● **WORK TO COMPLETE**:
**1.** According to the account of the 2002 pole lathe turners' gathering, how many APT members came to the event?
**2.** Carry on the account of the 2002 pole lathe turners' gathering from its last sentence.

● **PASSAGE SHOWN**:
§ §

For their 2002 get together the APT (Association of Pole Lathe Turners) combined with Wakehurst Place and their Wildwood Festival to stage what was possibly the biggest greenwood and coppice craft event of the year.
150 members of APT from all over the country descended upon this corner of Sussex, bringing with them their lathes and a range of beautifully hand-crafted chairs and other woodware. This annual event has become a highlight of the APT calendar and enables members to meet up to share ideas, stories and skills, reacquaint old friendships and generally have an enjoyable weekend.
It was a particular feast of all things woodland related. As well as the APT demonstrations and competitions, there was a vast range of skills on show from a huge canoe or long boat being hewn from a single tree, to chestnut palling, charcoal, rustic furniture, stick making, basket making, coracleing on the lake and chainsaw carving - giving the public a wide range of things to see and hopefully raising awareness of the role that trees played in our past and can play in the future.
One of the highlights was a talk by Ben Law, author of "The Woodland Way", about the trials of trying to live and work in a wood, a subject dear to the heart of many APT members. For despite all the talk by politicians about the rural economy and helping business, things are definitely stacked against you if you should dare to want to live in a woodland and manage it in a traditional, sustainable way. Ben’s battles with the planners and considerable success in being allowed to live in his wood are being seen as valuable case studies for others who may wish to follow.

§ §

● **RECORDED INFORMATION**:
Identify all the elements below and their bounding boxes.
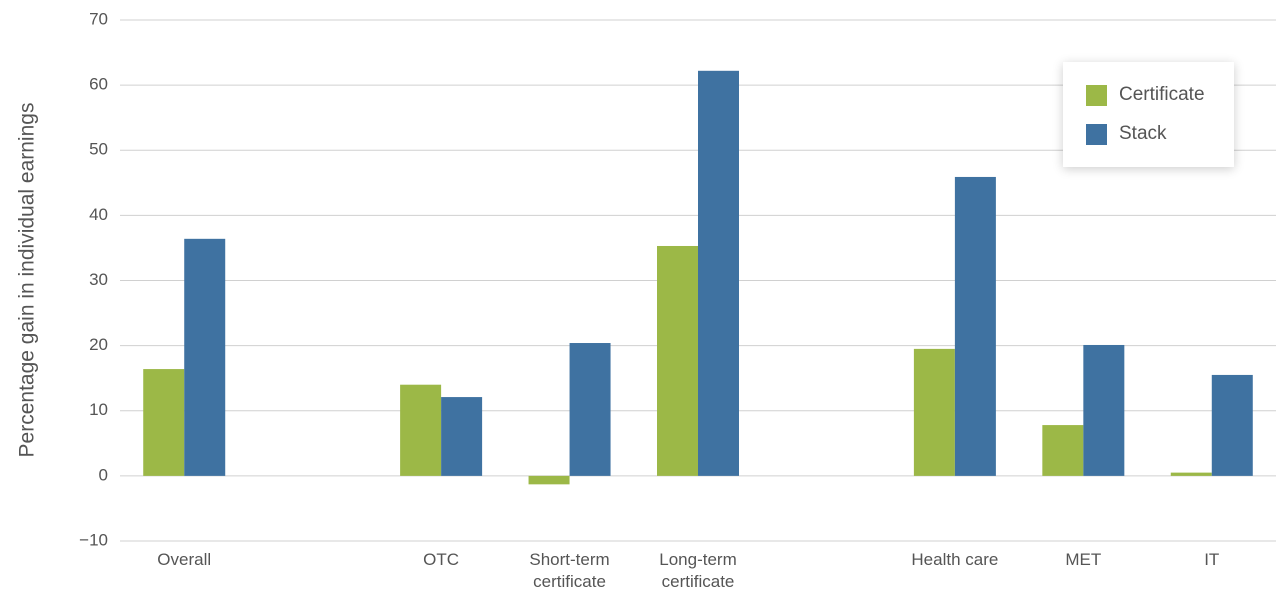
y-tick-label: 50 bbox=[89, 140, 108, 159]
legend-swatch bbox=[1086, 123, 1107, 145]
bar bbox=[954, 176, 996, 476]
x-tick-label: Health care bbox=[911, 550, 999, 569]
x-tick-label: OTC bbox=[423, 550, 460, 569]
legend: Certificate Stack bbox=[1063, 62, 1234, 167]
bar bbox=[528, 475, 570, 485]
x-tick-label: MET bbox=[1065, 550, 1102, 569]
bar bbox=[569, 343, 611, 476]
legend-swatch bbox=[1086, 84, 1107, 106]
bar bbox=[1083, 344, 1125, 476]
bar bbox=[1170, 472, 1212, 476]
y-tick-label: 30 bbox=[89, 270, 108, 289]
bar bbox=[657, 245, 698, 476]
legend-item: Certificate bbox=[1086, 84, 1205, 106]
legend-item: Stack bbox=[1086, 123, 1167, 145]
x-tick-label: Long-term certificate bbox=[659, 550, 737, 591]
y-tick-label: 70 bbox=[89, 9, 108, 28]
y-tick-label: 20 bbox=[89, 335, 108, 354]
x-tick-label: Short-term certificate bbox=[529, 550, 610, 591]
legend-label: Stack bbox=[1119, 123, 1167, 144]
bar bbox=[400, 384, 442, 476]
bar bbox=[913, 348, 955, 476]
y-tick-label: 60 bbox=[89, 75, 108, 94]
bar bbox=[143, 369, 185, 476]
x-tick-label: IT bbox=[1204, 550, 1220, 569]
x-tick-label: Overall bbox=[157, 550, 212, 569]
y-tick-label: −10 bbox=[79, 530, 108, 549]
bar bbox=[441, 397, 483, 476]
bar bbox=[1211, 374, 1253, 476]
legend-label: Certificate bbox=[1119, 84, 1205, 105]
y-tick-label: 0 bbox=[99, 465, 108, 484]
bar bbox=[698, 70, 739, 476]
y-axis-label: Percentage gain in individual earnings bbox=[16, 103, 39, 458]
bar bbox=[1042, 425, 1084, 476]
bar bbox=[184, 238, 226, 476]
y-tick-label: 10 bbox=[89, 400, 108, 419]
y-tick-label: 40 bbox=[89, 205, 108, 224]
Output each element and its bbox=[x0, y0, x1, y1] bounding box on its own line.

§ §

● **EXERCISE RESULTS**:
**1.** 150 members of APT came from all over the country.

**2.**
A large part of APT’s message, like that of Woodland Heritage, is to bring about a far wider appreciation and understanding of these ancient crafts and their link to the way that woods were managed and cared for. Part of keeping these skills alive is proving that they have a viable place in the modern world and are not just some quaint reminiscence of a long gone era.
There is a range of classes in chair making and turnery, which are hotly yet amicably, contested. It is always fascinating to see the range of interpretations of the Windsor chair. Everyone makes them that little bit differently.
For the third year the best in show prize was sponsored by Woodland Heritage and at Wakehurst it was won by Malcolm Lee of Suffolk for his chair/table, something that proved a great talking point.
On a nice local point the Freeform Chair category was won by Wakehurst’s own APT member Ian Parkinson for his innovative rustic chair with bark woven seat.
Wakehurst Place proved to be a wonderful venue for the event, set in beautiful grounds, with the famed gardens, arboretum and the millennium seed bank. There was almost too much to see and do in a single weekend, leaving many participants determined to go back another day to fully appreciate the glories of the place.
What the whole Wakehurst event proved beyond doubt was that far from being a quaint piece of history, greenwood work in all its varying forms is very much alive and well, and forging into the future.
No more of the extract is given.